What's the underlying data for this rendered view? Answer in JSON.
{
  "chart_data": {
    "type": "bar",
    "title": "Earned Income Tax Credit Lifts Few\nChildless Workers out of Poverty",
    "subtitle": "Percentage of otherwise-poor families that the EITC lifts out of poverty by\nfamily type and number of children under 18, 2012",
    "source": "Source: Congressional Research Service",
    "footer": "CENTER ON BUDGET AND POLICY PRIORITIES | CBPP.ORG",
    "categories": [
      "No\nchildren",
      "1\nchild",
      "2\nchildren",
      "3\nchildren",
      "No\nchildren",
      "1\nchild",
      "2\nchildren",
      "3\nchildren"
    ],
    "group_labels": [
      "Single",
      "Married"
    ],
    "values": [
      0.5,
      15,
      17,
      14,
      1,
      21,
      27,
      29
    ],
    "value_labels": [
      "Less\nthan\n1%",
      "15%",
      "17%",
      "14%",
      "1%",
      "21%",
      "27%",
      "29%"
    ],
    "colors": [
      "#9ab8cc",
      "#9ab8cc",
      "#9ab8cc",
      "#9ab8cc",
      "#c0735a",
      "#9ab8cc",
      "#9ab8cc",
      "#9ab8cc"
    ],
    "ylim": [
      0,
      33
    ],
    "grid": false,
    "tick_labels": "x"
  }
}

EXERCISE
Repeat the records above exactly, from the first line to the last.

SOLUTION
What's the underlying data for this rendered view? Answer in JSON.
{
  "chart_data": {
    "type": "bar",
    "title": "Earned Income Tax Credit Lifts Few\nChildless Workers out of Poverty",
    "subtitle": "Percentage of otherwise-poor families that the EITC lifts out of poverty by\nfamily type and number of children under 18, 2012",
    "source": "Source: Congressional Research Service",
    "footer": "CENTER ON BUDGET AND POLICY PRIORITIES | CBPP.ORG",
    "categories": [
      "No\nchildren",
      "1\nchild",
      "2\nchildren",
      "3\nchildren",
      "No\nchildren",
      "1\nchild",
      "2\nchildren",
      "3\nchildren"
    ],
    "group_labels": [
      "Single",
      "Married"
    ],
    "values": [
      0.5,
      15,
      17,
      14,
      1,
      21,
      27,
      29
    ],
    "value_labels": [
      "Less\nthan\n1%",
      "15%",
      "17%",
      "14%",
      "1%",
      "21%",
      "27%",
      "29%"
    ],
    "colors": [
      "#9ab8cc",
      "#9ab8cc",
      "#9ab8cc",
      "#9ab8cc",
      "#c0735a",
      "#9ab8cc",
      "#9ab8cc",
      "#9ab8cc"
    ],
    "ylim": [
      0,
      33
    ],
    "grid": false,
    "tick_labels": "x"
  }
}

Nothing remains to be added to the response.